Search the records for the word "ylabel" and report each line that has it.
::::
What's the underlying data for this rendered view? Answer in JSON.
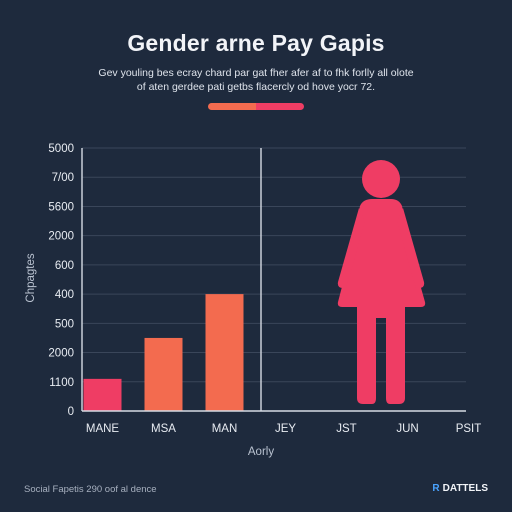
{
  "header": {
    "title": "Gender arne Pay Gapis",
    "subtitle_line1": "Gev youling bes ecray chard par gat fher afer af to fhk forlly all olote",
    "subtitle_line2": "of aten gerdee pati getbs flacercly od hove yocr 72.",
    "accent_colors": [
      "#f36b4f",
      "#ef3d64"
    ]
  },
  "chart_data": {
    "type": "bar",
    "categories": [
      "MANE",
      "MSA",
      "MAN",
      "JEY",
      "JST",
      "JUN",
      "PSIT"
    ],
    "ytick_labels": [
      "5000",
      "7/00",
      "5600",
      "2000",
      "600",
      "400",
      "500",
      "2000",
      "1100",
      "0"
    ],
    "values": [
      1.1,
      2.5,
      4,
      null,
      null,
      null,
      null
    ],
    "bar_colors": [
      "#ef3d64",
      "#f36b4f",
      "#f36b4f"
    ],
    "ylabel": "Chpagtes",
    "xlabel": "Aorly",
    "figure": {
      "icon": "woman-figure-icon",
      "category": "JUN",
      "color": "#ef3d64"
    },
    "grid": "horizontal"
  },
  "footer": {
    "source": "Social Fapetis 290 oof al dence",
    "brand": "DATTELS",
    "brand_prefix": "R"
  }
}
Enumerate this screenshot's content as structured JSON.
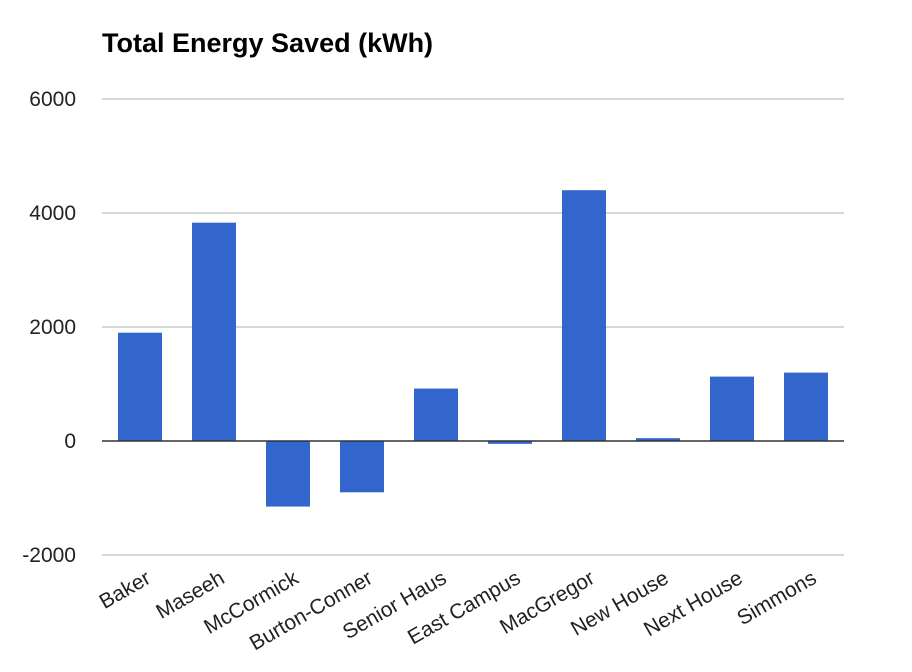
{
  "chart_data": {
    "type": "bar",
    "title": "Total Energy Saved (kWh)",
    "xlabel": "",
    "ylabel": "",
    "categories": [
      "Baker",
      "Maseeh",
      "McCormick",
      "Burton-Conner",
      "Senior Haus",
      "East Campus",
      "MacGregor",
      "New House",
      "Next House",
      "Simmons"
    ],
    "values": [
      1900,
      3830,
      -1150,
      -900,
      920,
      -50,
      4400,
      50,
      1130,
      1200
    ],
    "ylim": [
      -2000,
      6000
    ],
    "yticks": [
      "-2000",
      "0",
      "2000",
      "4000",
      "6000"
    ],
    "ytick_values": [
      -2000,
      0,
      2000,
      4000,
      6000
    ],
    "grid": true,
    "legend": "none",
    "colors": {
      "bar": "#3366cc",
      "grid": "#cccccc",
      "baseline": "#333333"
    }
  }
}
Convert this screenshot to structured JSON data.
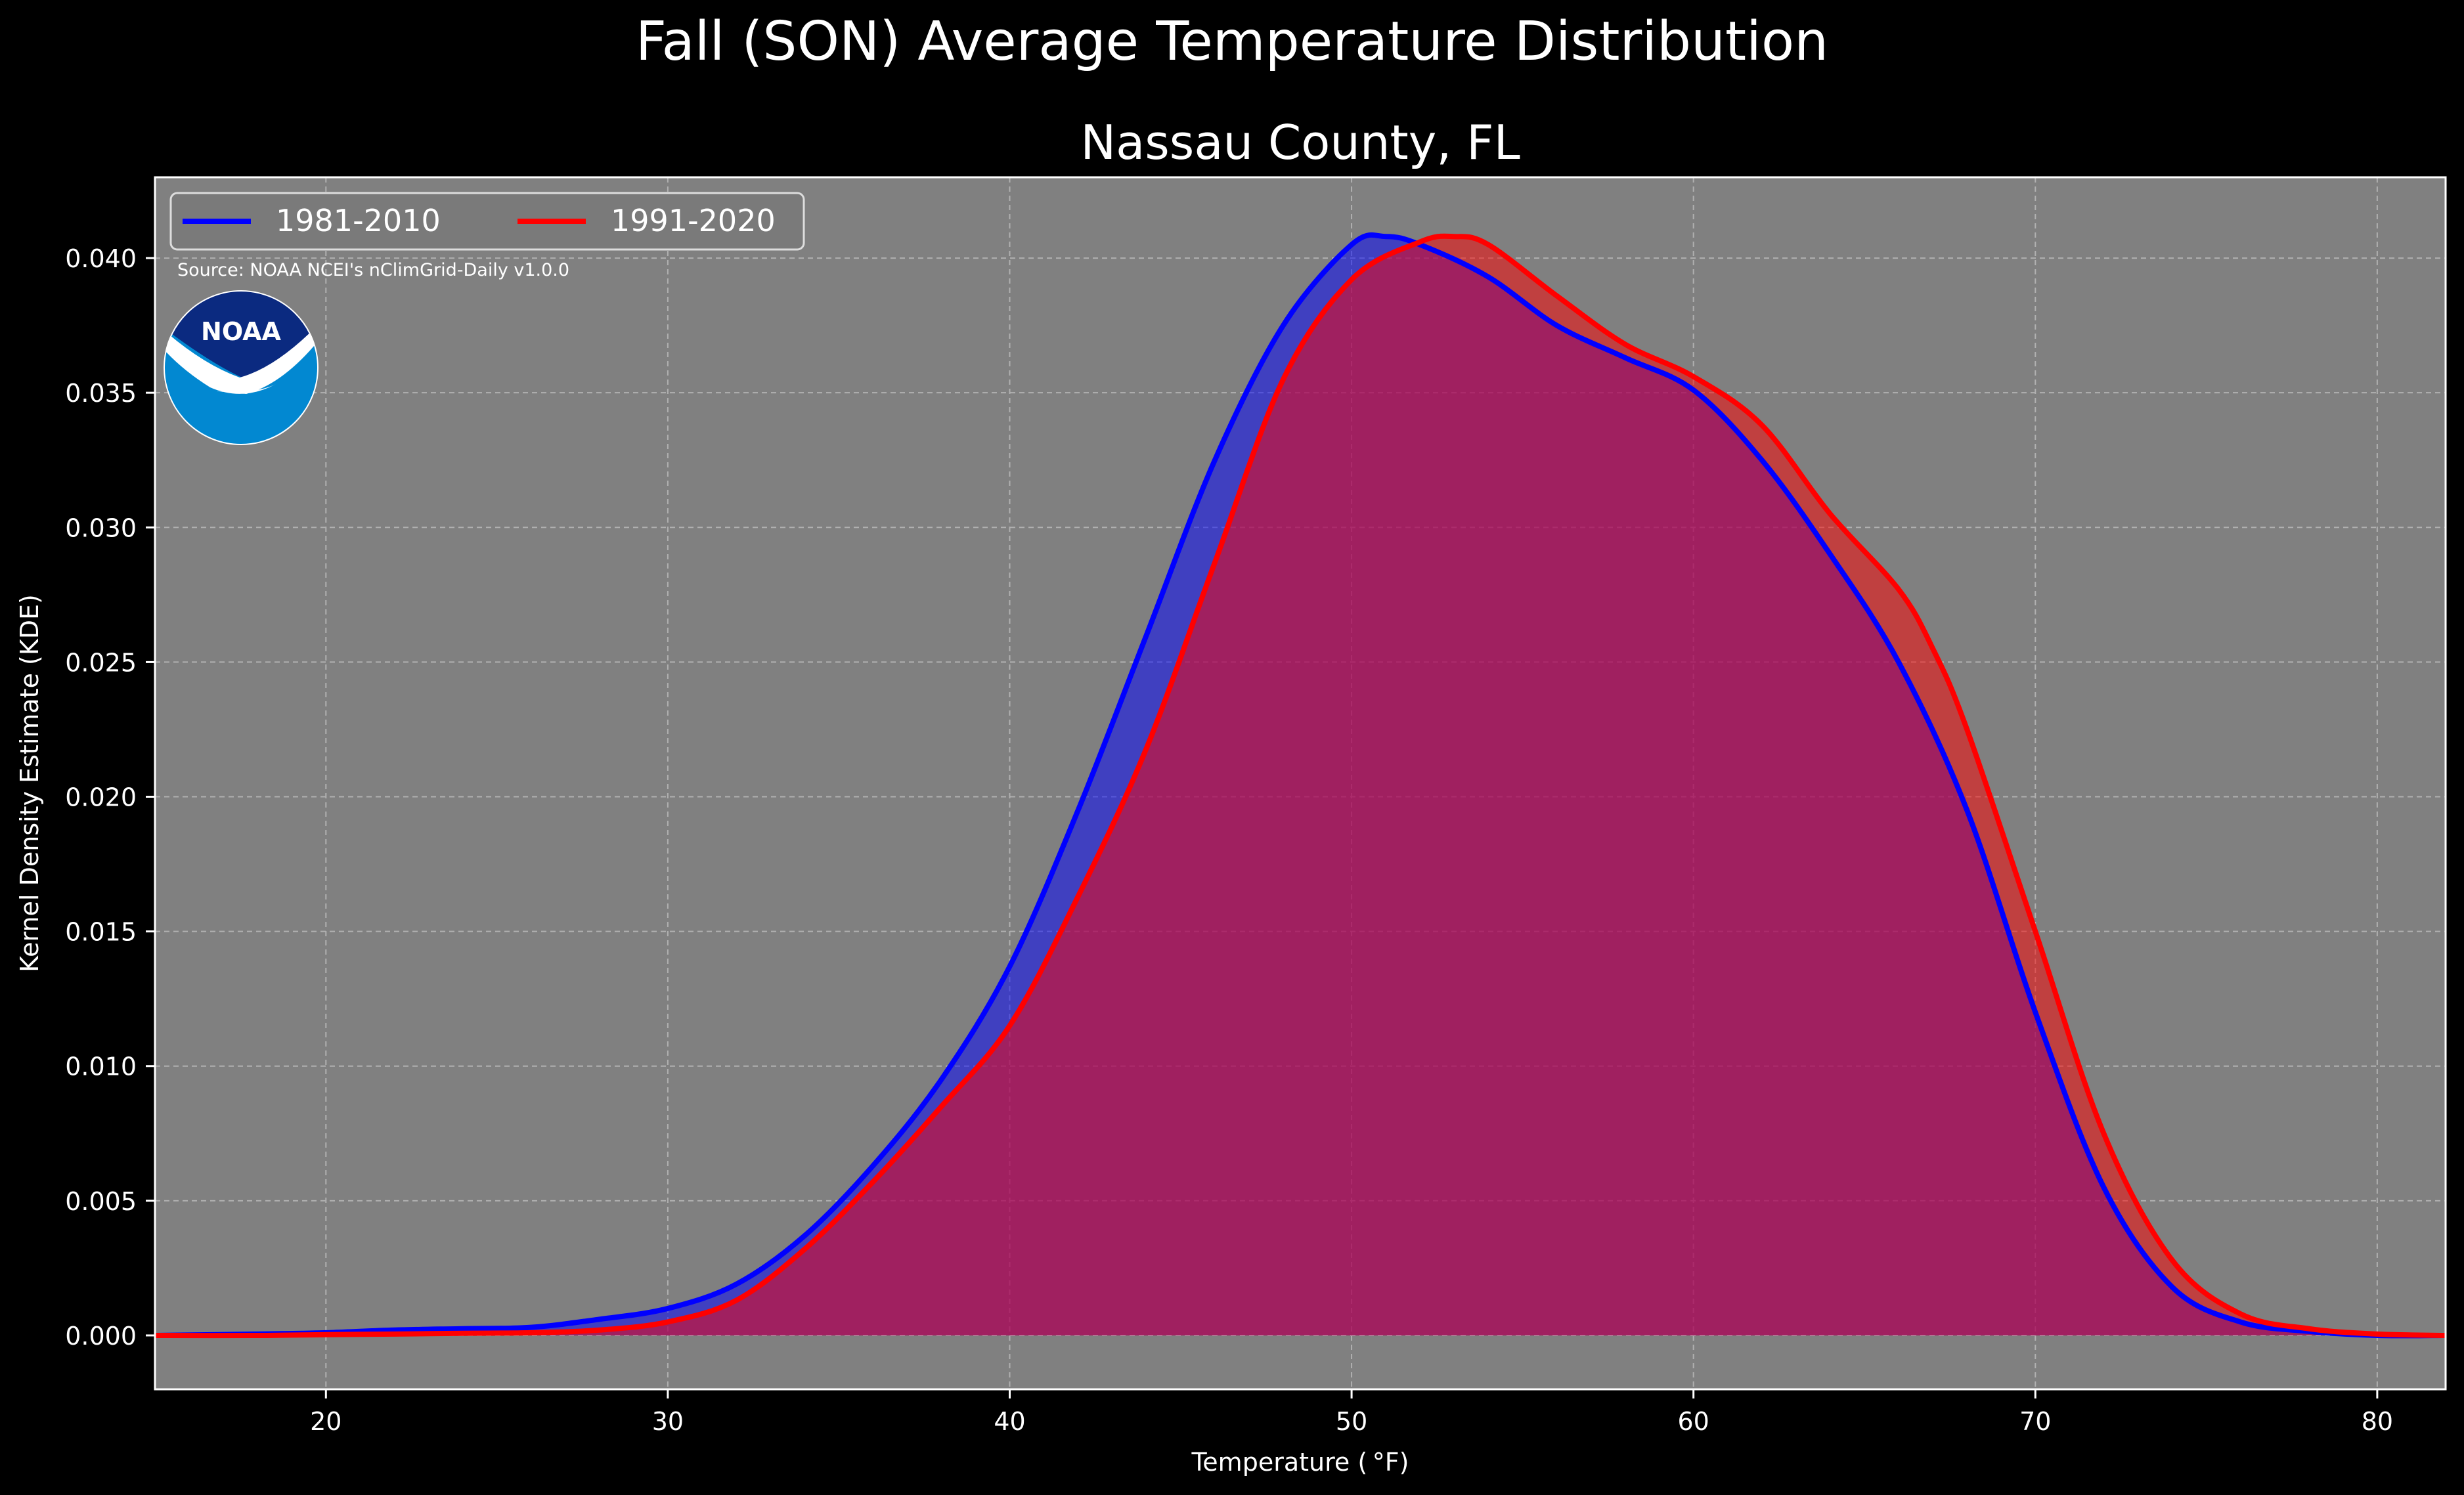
{
  "suptitle": "Fall (SON) Average Temperature Distribution",
  "source_text": "Source: NOAA NCEI's nClimGrid-Daily v1.0.0",
  "logo": {
    "icon": "noaa-logo",
    "text": "NOAA",
    "colors": {
      "top": "#0b2a80",
      "bottom": "#0288d1",
      "wave": "#ffffff"
    }
  },
  "colors": {
    "background": "#000000",
    "axes_face": "#808080",
    "series1": "#0000ff",
    "series2": "#ff0000",
    "series1_fill": "#3a3bc6",
    "series2_fill": "#b63a3a",
    "overlap_fill": "#9c1d5c"
  },
  "chart_data": {
    "type": "area",
    "title": "Nassau County, FL",
    "xlabel": "Temperature ($^\\circ$F)",
    "xlabel_display": "Temperature ( °F)",
    "ylabel": "Kernel Density Estimate (KDE)",
    "xlim": [
      15,
      82
    ],
    "ylim": [
      -0.002,
      0.043
    ],
    "xticks": [
      20,
      30,
      40,
      50,
      60,
      70,
      80
    ],
    "xtick_labels": [
      "20",
      "30",
      "40",
      "50",
      "60",
      "70",
      "80"
    ],
    "yticks": [
      0,
      0.005,
      0.01,
      0.015,
      0.02,
      0.025,
      0.03,
      0.035,
      0.04
    ],
    "ytick_labels": [
      "0.000",
      "0.005",
      "0.010",
      "0.015",
      "0.020",
      "0.025",
      "0.030",
      "0.035",
      "0.040"
    ],
    "grid": true,
    "legend": {
      "placement": "upper-left",
      "columns": 2
    },
    "series": [
      {
        "name": "1981-2010",
        "color": "#0000ff",
        "x": [
          15,
          18,
          20,
          22,
          24,
          26,
          28,
          30,
          32,
          34,
          36,
          38,
          40,
          42,
          44,
          46,
          48,
          50,
          51,
          52,
          54,
          56,
          58,
          60,
          62,
          64,
          66,
          68,
          70,
          72,
          74,
          76,
          78,
          80,
          82
        ],
        "y": [
          0.0,
          5e-05,
          0.0001,
          0.0002,
          0.00025,
          0.0003,
          0.0006,
          0.001,
          0.0019,
          0.0037,
          0.0063,
          0.0095,
          0.0137,
          0.0195,
          0.026,
          0.0325,
          0.0375,
          0.0405,
          0.0408,
          0.0405,
          0.0393,
          0.0375,
          0.0363,
          0.0351,
          0.0325,
          0.029,
          0.025,
          0.0195,
          0.012,
          0.0055,
          0.0018,
          0.0005,
          0.00015,
          0.0,
          0.0
        ]
      },
      {
        "name": "1991-2020",
        "color": "#ff0000",
        "x": [
          15,
          18,
          20,
          22,
          24,
          26,
          28,
          30,
          32,
          34,
          36,
          38,
          40,
          42,
          44,
          46,
          48,
          50,
          52,
          53,
          54,
          56,
          58,
          60,
          62,
          64,
          66,
          67,
          68,
          70,
          72,
          74,
          76,
          78,
          80,
          82
        ],
        "y": [
          0.0,
          0.0,
          3e-05,
          5e-05,
          8e-05,
          0.0001,
          0.0002,
          0.0005,
          0.0013,
          0.0032,
          0.0057,
          0.0085,
          0.0115,
          0.0163,
          0.0218,
          0.0287,
          0.0355,
          0.0392,
          0.0406,
          0.0408,
          0.0405,
          0.0386,
          0.0368,
          0.0356,
          0.0338,
          0.0305,
          0.0277,
          0.0255,
          0.0225,
          0.015,
          0.0075,
          0.0028,
          0.0008,
          0.00025,
          5e-05,
          0.0
        ]
      }
    ]
  }
}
::::
### RESPONSE TO THE EXERCISE
    "ylabel": "Chpagtes",
    "ylabel": "",
    "ylabel": "Kernel Density Estimate (KDE)",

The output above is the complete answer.